§ **Work to complete**:
Please output the records below in full, exactly as given, but without the images.

[Records contained in a dataset]
----------------------------------------
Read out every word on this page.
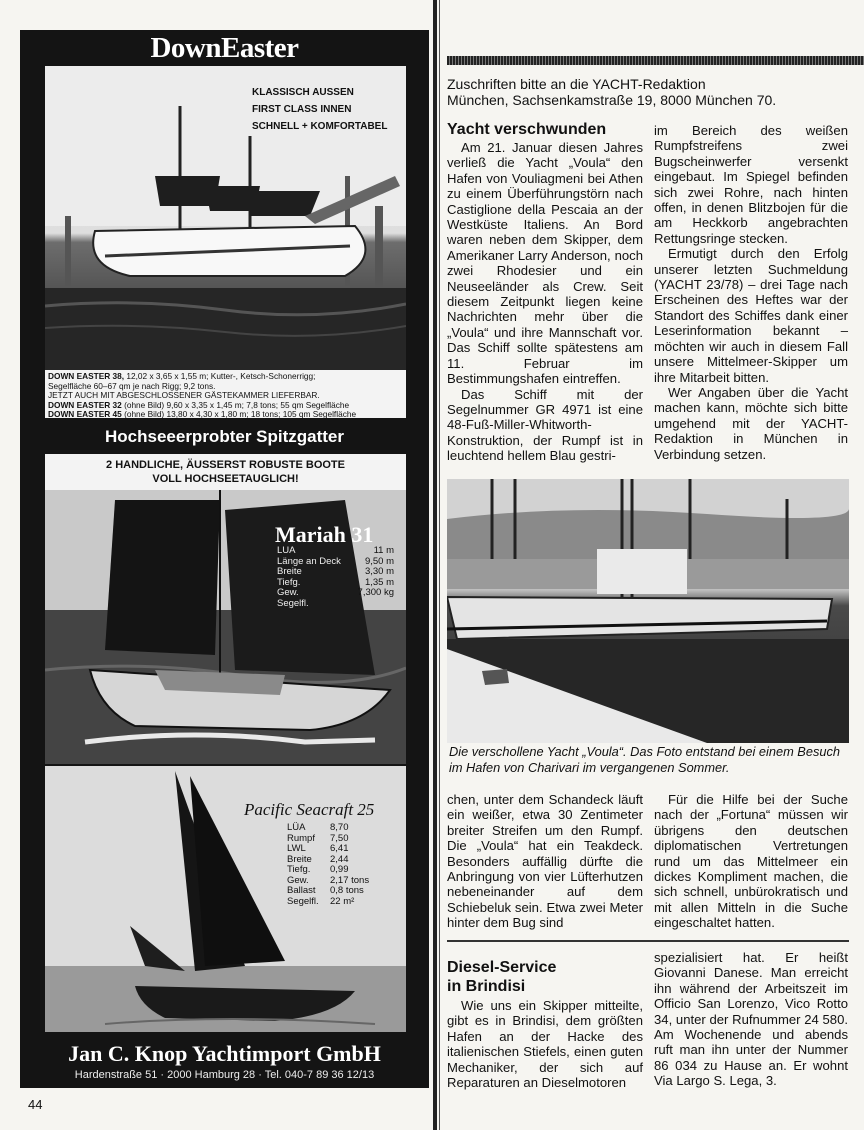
DownEaster
KLASSISCH AUSSEN
FIRST CLASS INNEN
SCHNELL + KOMFORTABEL
DOWN EASTER 38, 12,02 x 3,65 x 1,55 m; Kutter-, Ketsch-Schonerrigg;
Segelfläche 60–67 qm je nach Rigg; 9,2 tons.
JETZT AUCH MIT ABGESCHLOSSENER GÄSTEKAMMER LIEFERBAR.
DOWN EASTER 32 (ohne Bild) 9,60 x 3,35 x 1,45 m; 7,8 tons; 55 qm Segelfläche
DOWN EASTER 45 (ohne Bild) 13,80 x 4,30 x 1,80 m; 18 tons; 105 qm Segelfläche
Hochseeerprobter Spitzgatter
2 HANDLICHE, ÄUSSERST ROBUSTE BOOTE
VOLL HOCHSEETAUGLICH!
Mariah 31
LUA
Länge an Deck
Breite
Tiefg.
Gew.
Segelfl.
11 m
9,50 m
3,30 m
1,35 m
7,300 kg
Pacific Seacraft 25
LÜA
Rumpf
LWL
Breite
Tiefg.
Gew.
Ballast
Segelfl.
8,70
7,50
6,41
2,44
0,99
2,17 tons
0,8 tons
22 m²
Jan C. Knop Yachtimport GmbH
Hardenstraße 51 · 2000 Hamburg 28 · Tel. 040-7 89 36 12/13
44
Zuschriften bitte an die YACHT-Redaktion
München, Sachsenkamstraße 19, 8000 München 70.
Yacht verschwunden

Am 21. Januar diesen Jahres verließ die Yacht „Voula“ den Hafen von Vouliagmeni bei Athen zu einem Überführungstörn nach Castiglione della Pescaia an der Westküste Italiens. An Bord waren neben dem Skipper, dem Amerikaner Larry Anderson, noch zwei Rhodesier und ein Neuseeländer als Crew. Seit diesem Zeitpunkt liegen keine Nachrichten mehr über die „Voula“ und ihre Mannschaft vor. Das Schiff sollte spätestens am 11. Februar im Bestimmungshafen eintreffen.

Das Schiff mit der Segelnummer GR 4971 ist eine 48-Fuß-Miller-Whitworth-Konstruktion, der Rumpf ist in leuchtend hellem Blau gestri-

im Bereich des weißen Rumpfstreifens zwei Bugscheinwerfer versenkt eingebaut. Im Spiegel befinden sich zwei Rohre, nach hinten offen, in denen Blitzbojen für die am Heckkorb angebrachten Rettungsringe stecken.

Ermutigt durch den Erfolg unserer letzten Suchmeldung (YACHT 23/78) – drei Tage nach Erscheinen des Heftes war der Standort des Schiffes dank einer Leserinformation bekannt – möchten wir auch in diesem Fall unsere Mittelmeer-Skipper um ihre Mitarbeit bitten.

Wer Angaben über die Yacht machen kann, möchte sich bitte umgehend mit der YACHT-Redaktion in München in Verbindung setzen.

Die verschollene Yacht „Voula“. Das Foto entstand bei einem Besuch im Hafen von Charivari im vergangenen Sommer.

chen, unter dem Schandeck läuft ein weißer, etwa 30 Zentimeter breiter Streifen um den Rumpf. Die „Voula“ hat ein Teakdeck. Besonders auffällig dürfte die Anbringung von vier Lüfterhutzen nebeneinander auf dem Schiebeluk sein. Etwa zwei Meter hinter dem Bug sind

Für die Hilfe bei der Suche nach der „Fortuna“ müssen wir übrigens den deutschen diplomatischen Vertretungen rund um das Mittelmeer ein dickes Kompliment machen, die sich schnell, unbürokratisch und mit allen Mitteln in die Suche eingeschaltet hatten.

Diesel-Service
in Brindisi

Wie uns ein Skipper mitteilte, gibt es in Brindisi, dem größten Hafen an der Hacke des italienischen Stiefels, einen guten Mechaniker, der sich auf Reparaturen an Dieselmotoren

spezialisiert hat. Er heißt Giovanni Danese. Man erreicht ihn während der Arbeitszeit im Officio San Lorenzo, Vico Rotto 34, unter der Rufnummer 24 580. Am Wochenende und abends ruft man ihn unter der Nummer 86 034 zu Hause an. Er wohnt Via Largo S. Lega, 3.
----------------------------------------
§ **Answer in full**:
Read out every word on this page.
DownEaster
KLASSISCH AUSSEN
FIRST CLASS INNEN
SCHNELL + KOMFORTABEL
DOWN EASTER 38, 12,02 x 3,65 x 1,55 m; Kutter-, Ketsch-Schonerrigg;
Segelfläche 60–67 qm je nach Rigg; 9,2 tons.
JETZT AUCH MIT ABGESCHLOSSENER GÄSTEKAMMER LIEFERBAR.
DOWN EASTER 32 (ohne Bild) 9,60 x 3,35 x 1,45 m; 7,8 tons; 55 qm Segelfläche
DOWN EASTER 45 (ohne Bild) 13,80 x 4,30 x 1,80 m; 18 tons; 105 qm Segelfläche
Hochseeerprobter Spitzgatter
2 HANDLICHE, ÄUSSERST ROBUSTE BOOTE
VOLL HOCHSEETAUGLICH!
Mariah 31
LUA
Länge an Deck
Breite
Tiefg.
Gew.
Segelfl.
11 m
9,50 m
3,30 m
1,35 m
7,300 kg
Pacific Seacraft 25
LÜA
Rumpf
LWL
Breite
Tiefg.
Gew.
Ballast
Segelfl.
8,70
7,50
6,41
2,44
0,99
2,17 tons
0,8 tons
22 m²
Jan C. Knop Yachtimport GmbH
Hardenstraße 51 · 2000 Hamburg 28 · Tel. 040-7 89 36 12/13
44
Zuschriften bitte an die YACHT-Redaktion
München, Sachsenkamstraße 19, 8000 München 70.
Yacht verschwunden

Am 21. Januar diesen Jahres verließ die Yacht „Voula“ den Hafen von Vouliagmeni bei Athen zu einem Überführungstörn nach Castiglione della Pescaia an der Westküste Italiens. An Bord waren neben dem Skipper, dem Amerikaner Larry Anderson, noch zwei Rhodesier und ein Neuseeländer als Crew. Seit diesem Zeitpunkt liegen keine Nachrichten mehr über die „Voula“ und ihre Mannschaft vor. Das Schiff sollte spätestens am 11. Februar im Bestimmungshafen eintreffen.

Das Schiff mit der Segelnummer GR 4971 ist eine 48-Fuß-Miller-Whitworth-Konstruktion, der Rumpf ist in leuchtend hellem Blau gestri-

im Bereich des weißen Rumpfstreifens zwei Bugscheinwerfer versenkt eingebaut. Im Spiegel befinden sich zwei Rohre, nach hinten offen, in denen Blitzbojen für die am Heckkorb angebrachten Rettungsringe stecken.

Ermutigt durch den Erfolg unserer letzten Suchmeldung (YACHT 23/78) – drei Tage nach Erscheinen des Heftes war der Standort des Schiffes dank einer Leserinformation bekannt – möchten wir auch in diesem Fall unsere Mittelmeer-Skipper um ihre Mitarbeit bitten.

Wer Angaben über die Yacht machen kann, möchte sich bitte umgehend mit der YACHT-Redaktion in München in Verbindung setzen.

Die verschollene Yacht „Voula“. Das Foto entstand bei einem Besuch im Hafen von Charivari im vergangenen Sommer.

chen, unter dem Schandeck läuft ein weißer, etwa 30 Zentimeter breiter Streifen um den Rumpf. Die „Voula“ hat ein Teakdeck. Besonders auffällig dürfte die Anbringung von vier Lüfterhutzen nebeneinander auf dem Schiebeluk sein. Etwa zwei Meter hinter dem Bug sind

Für die Hilfe bei der Suche nach der „Fortuna“ müssen wir übrigens den deutschen diplomatischen Vertretungen rund um das Mittelmeer ein dickes Kompliment machen, die sich schnell, unbürokratisch und mit allen Mitteln in die Suche eingeschaltet hatten.

Diesel-Service
in Brindisi

Wie uns ein Skipper mitteilte, gibt es in Brindisi, dem größten Hafen an der Hacke des italienischen Stiefels, einen guten Mechaniker, der sich auf Reparaturen an Dieselmotoren

spezialisiert hat. Er heißt Giovanni Danese. Man erreicht ihn während der Arbeitszeit im Officio San Lorenzo, Vico Rotto 34, unter der Rufnummer 24 580. Am Wochenende und abends ruft man ihn unter der Nummer 86 034 zu Hause an. Er wohnt Via Largo S. Lega, 3.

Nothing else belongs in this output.